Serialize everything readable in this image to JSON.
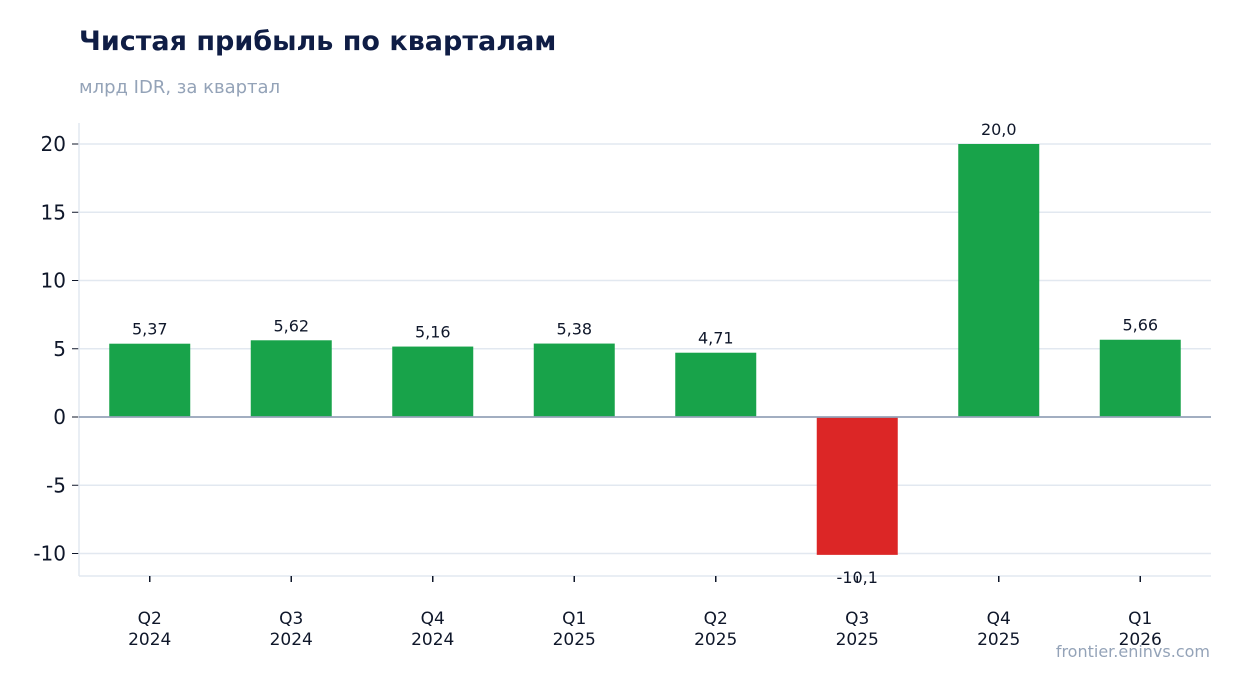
{
  "title": "Чистая прибыль по кварталам",
  "subtitle": "млрд IDR, за квартал",
  "watermark": "frontier.eninvs.com",
  "colors": {
    "positive": "#18a34a",
    "negative": "#dc2626",
    "grid": "#e2e8f0",
    "zero_line": "#94a3b8",
    "title": "#0f1d45",
    "muted": "#94a3b8",
    "text": "#0f172a"
  },
  "chart_data": {
    "type": "bar",
    "title": "Чистая прибыль по кварталам",
    "subtitle": "млрд IDR, за квартал",
    "categories": [
      [
        "Q2",
        "2024"
      ],
      [
        "Q3",
        "2024"
      ],
      [
        "Q4",
        "2024"
      ],
      [
        "Q1",
        "2025"
      ],
      [
        "Q2",
        "2025"
      ],
      [
        "Q3",
        "2025"
      ],
      [
        "Q4",
        "2025"
      ],
      [
        "Q1",
        "2026"
      ]
    ],
    "values": [
      5.37,
      5.62,
      5.16,
      5.38,
      4.71,
      -10.1,
      20.0,
      5.66
    ],
    "value_labels": [
      "5,37",
      "5,62",
      "5,16",
      "5,38",
      "4,71",
      "-10,1",
      "20,0",
      "5,66"
    ],
    "yticks": [
      20,
      15,
      10,
      5,
      0,
      -5,
      -10
    ],
    "ytick_labels": [
      "20",
      "15",
      "10",
      "5",
      "0",
      "-5",
      "-10"
    ],
    "ylim": [
      -11.6,
      21.6
    ],
    "grid": true,
    "legend": "none"
  }
}
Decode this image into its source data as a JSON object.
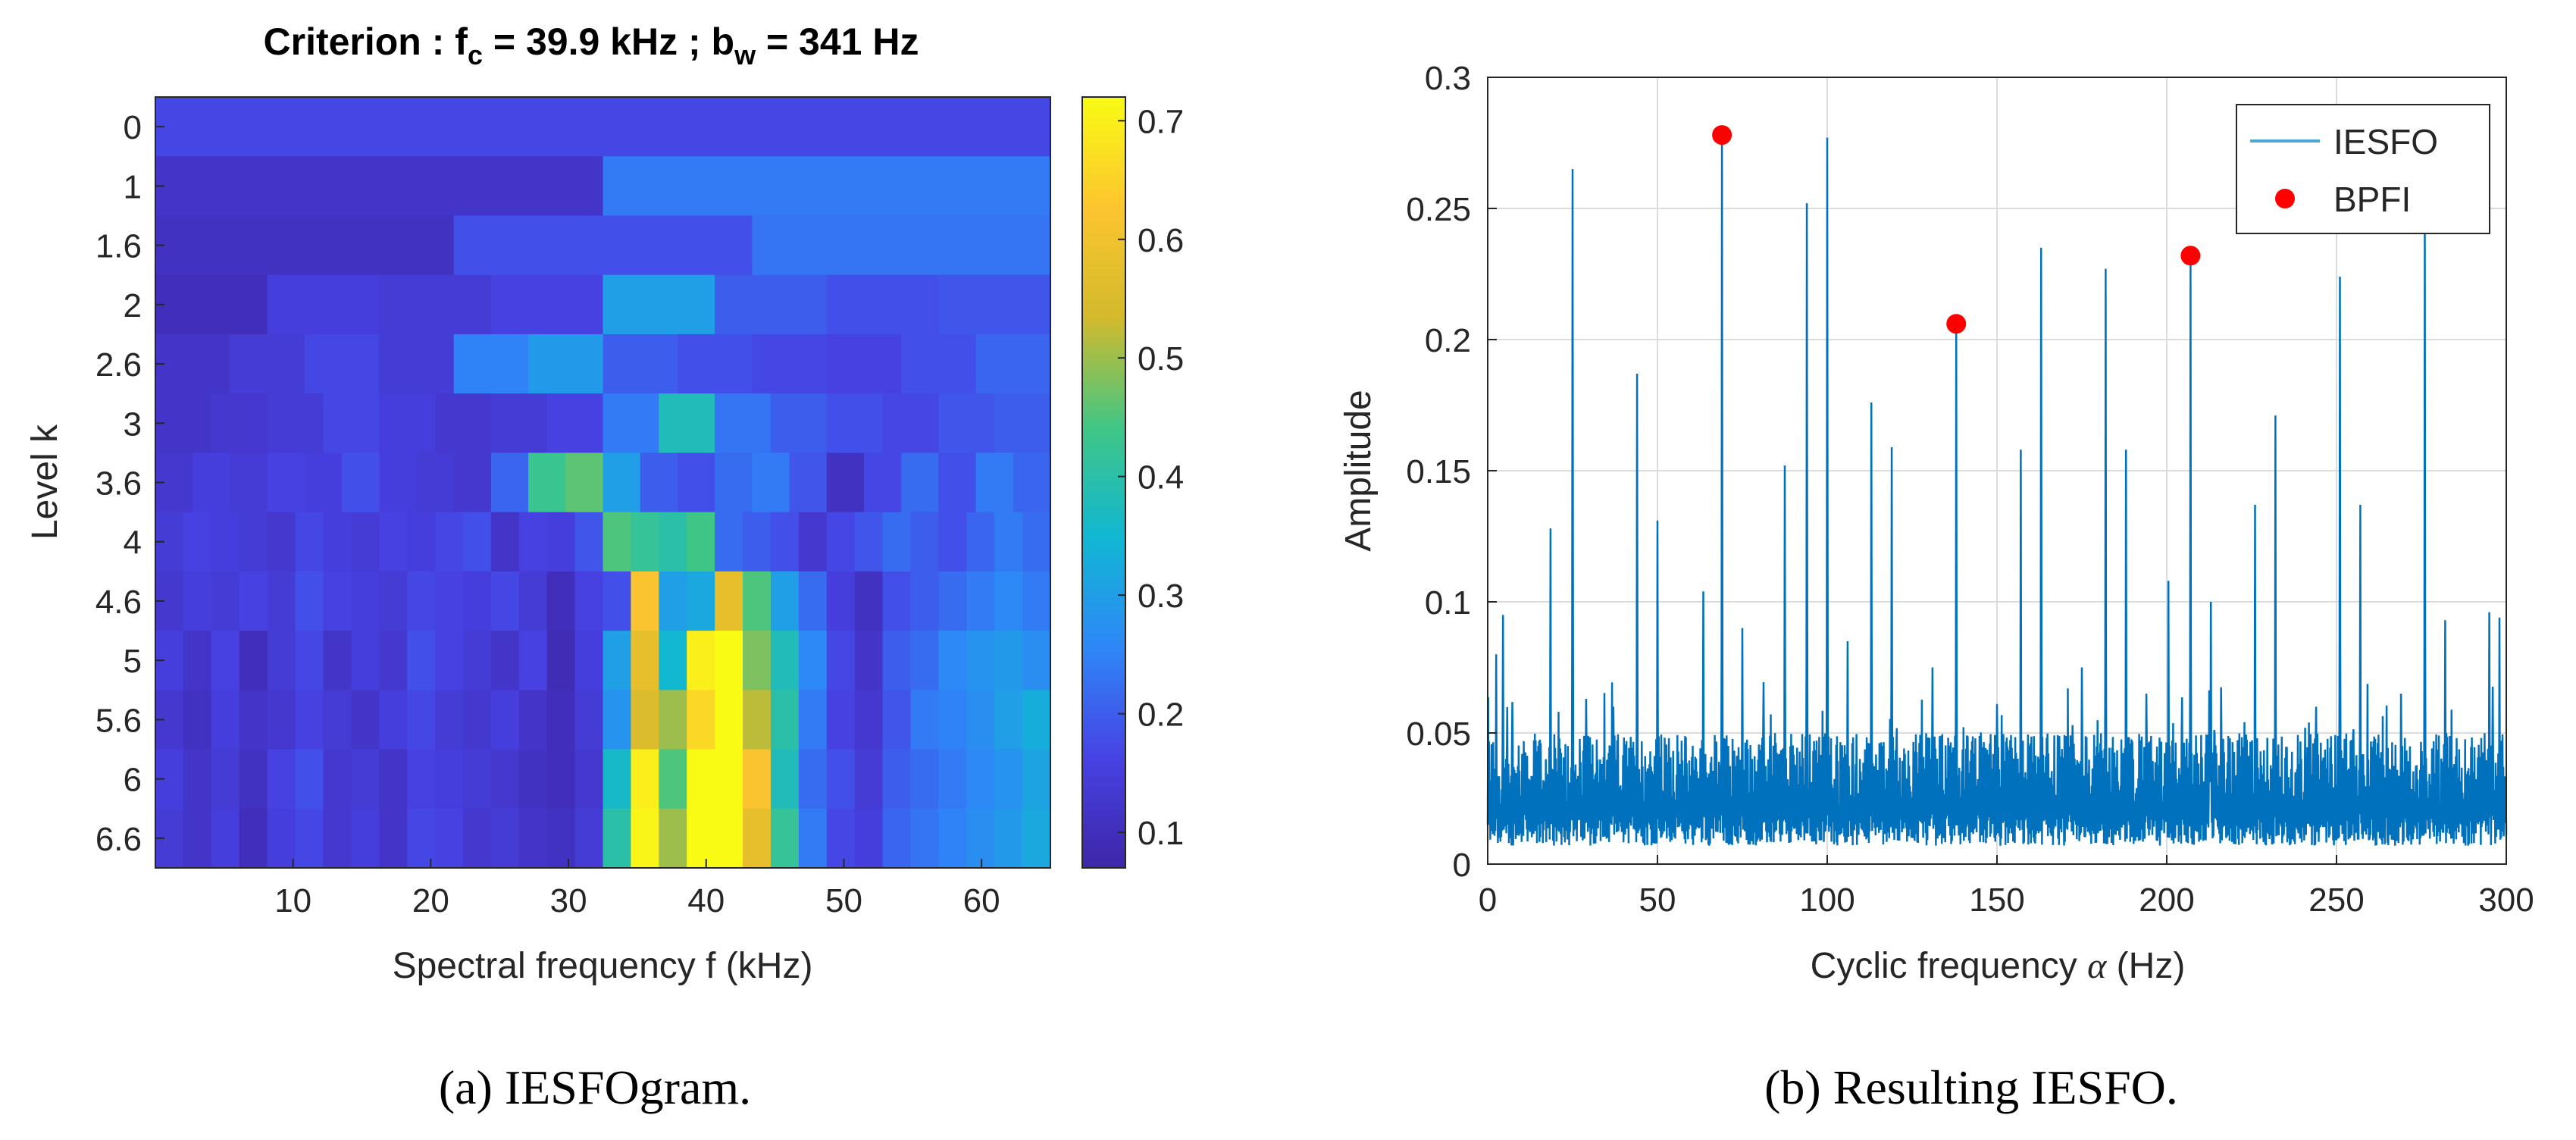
{
  "chart_data": [
    {
      "type": "heatmap",
      "title_prefix": "Criterion : f",
      "title_fc_sub": "c",
      "title_middle": " = 39.9 kHz ; b",
      "title_bw_sub": "w",
      "title_suffix": " = 341 Hz",
      "xlabel": "Spectral frequency f (kHz)",
      "ylabel": "Level k",
      "xlim": [
        0,
        65
      ],
      "x_ticks": [
        10,
        20,
        30,
        40,
        50,
        60
      ],
      "y_tick_labels": [
        "0",
        "1",
        "1.6",
        "2",
        "2.6",
        "3",
        "3.6",
        "4",
        "4.6",
        "5",
        "5.6",
        "6",
        "6.6"
      ],
      "colorbar": {
        "min": 0.07,
        "max": 0.72,
        "ticks": [
          "0.1",
          "0.2",
          "0.3",
          "0.4",
          "0.5",
          "0.6",
          "0.7"
        ]
      },
      "colormap": [
        "#3e26a8",
        "#4742e4",
        "#2e87f7",
        "#11b7d3",
        "#40c685",
        "#d3ba2c",
        "#fcc52f",
        "#f9fb15"
      ],
      "caption": "(a) IESFOgram.",
      "rows": [
        [
          0.17
        ],
        [
          0.12,
          0.24
        ],
        [
          0.11,
          0.18,
          0.23
        ],
        [
          0.1,
          0.15,
          0.14,
          0.16,
          0.3,
          0.2,
          0.18,
          0.19
        ],
        [
          0.12,
          0.14,
          0.17,
          0.14,
          0.25,
          0.29,
          0.2,
          0.18,
          0.17,
          0.16,
          0.18,
          0.21
        ],
        [
          0.12,
          0.13,
          0.14,
          0.17,
          0.15,
          0.13,
          0.14,
          0.16,
          0.24,
          0.38,
          0.23,
          0.2,
          0.18,
          0.17,
          0.19,
          0.2
        ],
        [
          0.13,
          0.15,
          0.14,
          0.16,
          0.15,
          0.18,
          0.15,
          0.14,
          0.13,
          0.21,
          0.43,
          0.46,
          0.3,
          0.2,
          0.18,
          0.22,
          0.24,
          0.19,
          0.11,
          0.17,
          0.22,
          0.18,
          0.24,
          0.21
        ],
        [
          0.14,
          0.16,
          0.15,
          0.14,
          0.13,
          0.17,
          0.15,
          0.14,
          0.16,
          0.15,
          0.17,
          0.18,
          0.12,
          0.16,
          0.15,
          0.19,
          0.45,
          0.42,
          0.4,
          0.44,
          0.22,
          0.2,
          0.18,
          0.13,
          0.17,
          0.19,
          0.22,
          0.2,
          0.18,
          0.21,
          0.24,
          0.22
        ],
        [
          0.13,
          0.15,
          0.14,
          0.16,
          0.14,
          0.18,
          0.16,
          0.15,
          0.14,
          0.17,
          0.16,
          0.15,
          0.17,
          0.14,
          0.1,
          0.16,
          0.18,
          0.62,
          0.3,
          0.32,
          0.58,
          0.45,
          0.3,
          0.22,
          0.15,
          0.11,
          0.18,
          0.2,
          0.22,
          0.24,
          0.26,
          0.24
        ],
        [
          0.15,
          0.12,
          0.16,
          0.1,
          0.14,
          0.17,
          0.12,
          0.15,
          0.13,
          0.18,
          0.16,
          0.14,
          0.12,
          0.16,
          0.09,
          0.15,
          0.3,
          0.58,
          0.35,
          0.7,
          0.72,
          0.48,
          0.38,
          0.26,
          0.17,
          0.12,
          0.2,
          0.22,
          0.26,
          0.28,
          0.29,
          0.27
        ],
        [
          0.13,
          0.11,
          0.15,
          0.12,
          0.13,
          0.16,
          0.14,
          0.12,
          0.15,
          0.17,
          0.14,
          0.13,
          0.15,
          0.12,
          0.1,
          0.14,
          0.28,
          0.55,
          0.5,
          0.66,
          0.72,
          0.52,
          0.4,
          0.24,
          0.16,
          0.13,
          0.19,
          0.24,
          0.25,
          0.27,
          0.3,
          0.33
        ],
        [
          0.15,
          0.12,
          0.14,
          0.11,
          0.16,
          0.18,
          0.13,
          0.14,
          0.12,
          0.16,
          0.15,
          0.14,
          0.13,
          0.11,
          0.1,
          0.13,
          0.36,
          0.7,
          0.45,
          0.72,
          0.72,
          0.62,
          0.38,
          0.22,
          0.18,
          0.14,
          0.2,
          0.22,
          0.24,
          0.26,
          0.28,
          0.31
        ],
        [
          0.14,
          0.12,
          0.15,
          0.1,
          0.15,
          0.17,
          0.13,
          0.15,
          0.12,
          0.17,
          0.16,
          0.13,
          0.14,
          0.12,
          0.11,
          0.14,
          0.4,
          0.71,
          0.5,
          0.72,
          0.72,
          0.58,
          0.42,
          0.24,
          0.17,
          0.15,
          0.21,
          0.23,
          0.25,
          0.27,
          0.29,
          0.32
        ]
      ]
    },
    {
      "type": "line",
      "xlabel_prefix": "Cyclic frequency ",
      "xlabel_symbol": "α",
      "xlabel_suffix": " (Hz)",
      "ylabel": "Amplitude",
      "xlim": [
        0,
        300
      ],
      "ylim": [
        0,
        0.3
      ],
      "x_ticks": [
        0,
        50,
        100,
        150,
        200,
        250,
        300
      ],
      "y_ticks": [
        0,
        0.05,
        0.1,
        0.15,
        0.2,
        0.25,
        0.3
      ],
      "y_tick_labels": [
        "0",
        "0.05",
        "0.1",
        "0.15",
        "0.2",
        "0.25",
        "0.3"
      ],
      "grid": true,
      "legend_position": "top-right",
      "caption": "(b) Resulting IESFO.",
      "series": [
        {
          "name": "IESFO",
          "kind": "line",
          "color": "#0072bd",
          "legend_color": "#4da6d9",
          "baseline": [
            0.007,
            0.05
          ],
          "peaks": [
            [
              2.5,
              0.08
            ],
            [
              4.5,
              0.095
            ],
            [
              18.5,
              0.128
            ],
            [
              25,
              0.265
            ],
            [
              29,
              0.063
            ],
            [
              37,
              0.06
            ],
            [
              44,
              0.187
            ],
            [
              50,
              0.131
            ],
            [
              63.5,
              0.104
            ],
            [
              69,
              0.277
            ],
            [
              75,
              0.09
            ],
            [
              87.5,
              0.152
            ],
            [
              94,
              0.252
            ],
            [
              100,
              0.277
            ],
            [
              106,
              0.085
            ],
            [
              113,
              0.176
            ],
            [
              119,
              0.159
            ],
            [
              131,
              0.075
            ],
            [
              138,
              0.206
            ],
            [
              150,
              0.061
            ],
            [
              157,
              0.158
            ],
            [
              163,
              0.235
            ],
            [
              175,
              0.075
            ],
            [
              182,
              0.227
            ],
            [
              188,
              0.158
            ],
            [
              194,
              0.065
            ],
            [
              200.5,
              0.108
            ],
            [
              207,
              0.231
            ],
            [
              213,
              0.1
            ],
            [
              226,
              0.137
            ],
            [
              232,
              0.171
            ],
            [
              244,
              0.06
            ],
            [
              251,
              0.224
            ],
            [
              257,
              0.137
            ],
            [
              269,
              0.065
            ],
            [
              276,
              0.25
            ],
            [
              282,
              0.093
            ],
            [
              295,
              0.096
            ],
            [
              298,
              0.094
            ]
          ]
        },
        {
          "name": "BPFI",
          "kind": "scatter",
          "color": "#ff0000",
          "x": [
            69,
            138,
            207
          ],
          "y": [
            0.278,
            0.206,
            0.232
          ]
        }
      ]
    }
  ]
}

--------

◆ Exercise
How many lines in the records above contain the word "this"? Reply with the number and nothing more.

◆ Response to the exercise
2